··· Input data

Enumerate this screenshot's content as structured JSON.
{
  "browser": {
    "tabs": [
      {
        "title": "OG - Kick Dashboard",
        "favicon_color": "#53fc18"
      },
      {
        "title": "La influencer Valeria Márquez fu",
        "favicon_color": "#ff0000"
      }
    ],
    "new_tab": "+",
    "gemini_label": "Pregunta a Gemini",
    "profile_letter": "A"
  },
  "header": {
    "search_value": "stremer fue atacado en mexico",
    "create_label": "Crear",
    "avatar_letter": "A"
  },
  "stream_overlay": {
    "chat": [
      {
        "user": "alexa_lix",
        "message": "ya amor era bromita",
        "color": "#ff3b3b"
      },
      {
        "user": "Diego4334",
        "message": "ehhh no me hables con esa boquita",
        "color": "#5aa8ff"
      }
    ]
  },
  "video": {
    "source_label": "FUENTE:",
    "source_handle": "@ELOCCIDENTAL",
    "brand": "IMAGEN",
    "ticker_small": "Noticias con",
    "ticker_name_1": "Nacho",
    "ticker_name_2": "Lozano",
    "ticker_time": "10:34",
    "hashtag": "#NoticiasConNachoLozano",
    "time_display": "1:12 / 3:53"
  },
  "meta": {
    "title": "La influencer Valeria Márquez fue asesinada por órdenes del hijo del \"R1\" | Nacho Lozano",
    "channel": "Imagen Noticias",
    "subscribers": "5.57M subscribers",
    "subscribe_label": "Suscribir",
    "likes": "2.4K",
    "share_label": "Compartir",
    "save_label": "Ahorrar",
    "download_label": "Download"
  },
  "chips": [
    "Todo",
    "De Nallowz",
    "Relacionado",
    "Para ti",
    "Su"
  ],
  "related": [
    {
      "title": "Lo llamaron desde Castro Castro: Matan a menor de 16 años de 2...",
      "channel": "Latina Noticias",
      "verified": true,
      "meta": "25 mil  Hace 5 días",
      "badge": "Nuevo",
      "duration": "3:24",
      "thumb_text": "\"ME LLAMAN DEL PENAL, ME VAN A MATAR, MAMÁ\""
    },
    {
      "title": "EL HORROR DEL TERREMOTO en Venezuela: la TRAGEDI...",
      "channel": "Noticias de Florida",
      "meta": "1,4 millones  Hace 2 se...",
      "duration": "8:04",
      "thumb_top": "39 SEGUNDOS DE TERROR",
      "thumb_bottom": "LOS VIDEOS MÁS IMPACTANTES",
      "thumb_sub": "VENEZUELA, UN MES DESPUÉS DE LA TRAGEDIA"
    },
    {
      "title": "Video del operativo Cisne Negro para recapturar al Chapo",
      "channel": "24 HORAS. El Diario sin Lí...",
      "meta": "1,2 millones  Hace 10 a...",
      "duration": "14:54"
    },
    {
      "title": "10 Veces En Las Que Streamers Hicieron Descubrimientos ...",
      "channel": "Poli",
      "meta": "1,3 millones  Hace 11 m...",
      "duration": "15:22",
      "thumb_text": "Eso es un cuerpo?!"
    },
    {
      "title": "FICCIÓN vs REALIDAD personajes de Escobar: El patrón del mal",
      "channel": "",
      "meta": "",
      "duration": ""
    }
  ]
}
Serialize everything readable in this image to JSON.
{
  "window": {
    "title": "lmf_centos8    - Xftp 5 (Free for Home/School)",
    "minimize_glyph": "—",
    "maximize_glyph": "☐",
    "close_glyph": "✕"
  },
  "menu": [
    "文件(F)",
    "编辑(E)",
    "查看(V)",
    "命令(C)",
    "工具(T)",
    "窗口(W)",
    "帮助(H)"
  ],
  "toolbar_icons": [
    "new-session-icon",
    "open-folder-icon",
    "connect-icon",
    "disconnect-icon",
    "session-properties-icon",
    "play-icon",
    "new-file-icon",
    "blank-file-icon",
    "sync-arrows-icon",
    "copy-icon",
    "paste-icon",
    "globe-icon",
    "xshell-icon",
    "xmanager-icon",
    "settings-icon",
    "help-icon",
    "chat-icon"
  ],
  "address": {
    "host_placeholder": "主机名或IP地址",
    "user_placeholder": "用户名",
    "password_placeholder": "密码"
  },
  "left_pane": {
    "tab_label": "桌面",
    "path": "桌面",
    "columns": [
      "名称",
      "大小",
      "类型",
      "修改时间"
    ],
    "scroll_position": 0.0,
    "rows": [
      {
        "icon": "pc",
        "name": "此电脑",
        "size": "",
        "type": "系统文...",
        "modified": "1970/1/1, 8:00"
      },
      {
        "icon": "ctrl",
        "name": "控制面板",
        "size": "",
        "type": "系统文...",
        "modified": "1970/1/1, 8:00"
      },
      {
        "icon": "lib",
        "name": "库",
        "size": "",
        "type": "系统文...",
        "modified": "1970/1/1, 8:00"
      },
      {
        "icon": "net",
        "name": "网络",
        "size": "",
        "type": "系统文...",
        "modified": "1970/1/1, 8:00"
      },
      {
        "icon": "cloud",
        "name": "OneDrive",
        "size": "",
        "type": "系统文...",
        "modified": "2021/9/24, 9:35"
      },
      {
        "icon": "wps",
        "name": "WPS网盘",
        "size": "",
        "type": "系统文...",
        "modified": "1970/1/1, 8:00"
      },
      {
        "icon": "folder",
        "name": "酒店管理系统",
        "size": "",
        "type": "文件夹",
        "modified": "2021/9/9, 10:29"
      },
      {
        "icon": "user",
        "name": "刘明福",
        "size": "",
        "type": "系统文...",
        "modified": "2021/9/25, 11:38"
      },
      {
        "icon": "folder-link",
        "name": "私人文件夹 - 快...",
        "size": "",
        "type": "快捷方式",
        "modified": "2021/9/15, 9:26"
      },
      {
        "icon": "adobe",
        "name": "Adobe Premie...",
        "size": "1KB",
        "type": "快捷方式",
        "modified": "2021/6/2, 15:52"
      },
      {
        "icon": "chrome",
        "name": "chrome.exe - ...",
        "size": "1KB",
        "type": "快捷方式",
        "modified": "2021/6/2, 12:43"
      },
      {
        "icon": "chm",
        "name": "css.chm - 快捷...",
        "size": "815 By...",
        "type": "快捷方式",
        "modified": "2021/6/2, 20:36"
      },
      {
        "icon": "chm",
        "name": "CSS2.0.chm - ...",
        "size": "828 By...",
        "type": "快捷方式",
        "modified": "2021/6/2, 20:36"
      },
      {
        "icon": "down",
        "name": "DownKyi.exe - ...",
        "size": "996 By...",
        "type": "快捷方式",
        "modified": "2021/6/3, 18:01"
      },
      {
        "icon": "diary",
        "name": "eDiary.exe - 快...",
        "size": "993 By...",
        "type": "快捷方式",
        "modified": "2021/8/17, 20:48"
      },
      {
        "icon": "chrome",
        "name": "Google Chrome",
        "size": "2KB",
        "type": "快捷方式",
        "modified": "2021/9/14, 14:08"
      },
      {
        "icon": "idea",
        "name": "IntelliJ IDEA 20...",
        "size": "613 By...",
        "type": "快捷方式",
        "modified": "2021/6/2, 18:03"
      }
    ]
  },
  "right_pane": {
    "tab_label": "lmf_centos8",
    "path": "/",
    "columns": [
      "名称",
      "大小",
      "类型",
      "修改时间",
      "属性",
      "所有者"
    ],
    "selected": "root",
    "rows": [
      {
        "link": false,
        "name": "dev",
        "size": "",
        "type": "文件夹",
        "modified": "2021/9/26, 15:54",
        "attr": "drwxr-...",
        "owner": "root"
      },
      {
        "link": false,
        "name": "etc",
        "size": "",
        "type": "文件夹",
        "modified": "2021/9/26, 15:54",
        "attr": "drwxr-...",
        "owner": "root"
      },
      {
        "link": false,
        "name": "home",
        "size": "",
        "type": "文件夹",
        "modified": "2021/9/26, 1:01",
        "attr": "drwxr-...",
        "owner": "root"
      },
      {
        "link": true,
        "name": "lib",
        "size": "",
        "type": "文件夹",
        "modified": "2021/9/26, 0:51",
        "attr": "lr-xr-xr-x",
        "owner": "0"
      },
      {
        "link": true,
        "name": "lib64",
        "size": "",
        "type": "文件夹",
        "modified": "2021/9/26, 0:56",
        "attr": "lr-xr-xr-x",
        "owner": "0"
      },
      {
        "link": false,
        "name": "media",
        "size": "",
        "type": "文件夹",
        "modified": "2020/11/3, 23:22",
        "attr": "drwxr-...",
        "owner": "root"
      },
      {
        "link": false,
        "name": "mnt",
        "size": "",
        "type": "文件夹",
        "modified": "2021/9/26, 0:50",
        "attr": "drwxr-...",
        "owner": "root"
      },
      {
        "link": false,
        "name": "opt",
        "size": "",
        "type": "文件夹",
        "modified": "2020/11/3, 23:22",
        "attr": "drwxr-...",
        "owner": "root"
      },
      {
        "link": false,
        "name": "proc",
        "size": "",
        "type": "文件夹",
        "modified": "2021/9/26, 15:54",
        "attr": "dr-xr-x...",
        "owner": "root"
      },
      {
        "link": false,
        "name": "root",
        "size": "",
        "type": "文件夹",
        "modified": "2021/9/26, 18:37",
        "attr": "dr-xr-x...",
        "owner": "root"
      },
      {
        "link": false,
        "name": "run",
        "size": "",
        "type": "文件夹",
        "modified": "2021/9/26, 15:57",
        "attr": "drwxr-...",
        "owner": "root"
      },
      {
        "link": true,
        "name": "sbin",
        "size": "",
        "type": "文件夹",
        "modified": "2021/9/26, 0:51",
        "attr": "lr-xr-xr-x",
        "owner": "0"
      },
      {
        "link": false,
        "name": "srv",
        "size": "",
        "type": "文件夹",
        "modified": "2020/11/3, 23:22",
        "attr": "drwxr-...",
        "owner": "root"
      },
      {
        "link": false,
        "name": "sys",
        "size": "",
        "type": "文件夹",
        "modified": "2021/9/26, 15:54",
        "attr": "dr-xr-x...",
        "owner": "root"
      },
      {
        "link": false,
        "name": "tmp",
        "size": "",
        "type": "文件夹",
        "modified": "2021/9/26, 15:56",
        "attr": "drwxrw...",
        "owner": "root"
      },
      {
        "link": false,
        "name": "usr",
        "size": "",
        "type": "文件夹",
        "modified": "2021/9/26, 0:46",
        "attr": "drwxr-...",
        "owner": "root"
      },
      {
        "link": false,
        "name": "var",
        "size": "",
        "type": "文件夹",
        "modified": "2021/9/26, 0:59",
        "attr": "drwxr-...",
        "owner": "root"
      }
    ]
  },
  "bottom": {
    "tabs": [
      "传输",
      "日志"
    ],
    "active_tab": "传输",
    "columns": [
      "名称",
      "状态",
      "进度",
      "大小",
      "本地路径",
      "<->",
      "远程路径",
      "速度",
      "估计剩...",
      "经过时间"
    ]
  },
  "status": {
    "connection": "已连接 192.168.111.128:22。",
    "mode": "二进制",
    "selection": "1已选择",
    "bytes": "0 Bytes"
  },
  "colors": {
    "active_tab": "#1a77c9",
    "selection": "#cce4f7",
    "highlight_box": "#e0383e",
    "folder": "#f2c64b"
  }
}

······

Instructions to follow: The word "meta" may occur in lines of the records. Report how many such lines there are, giving only the number.

The response: 6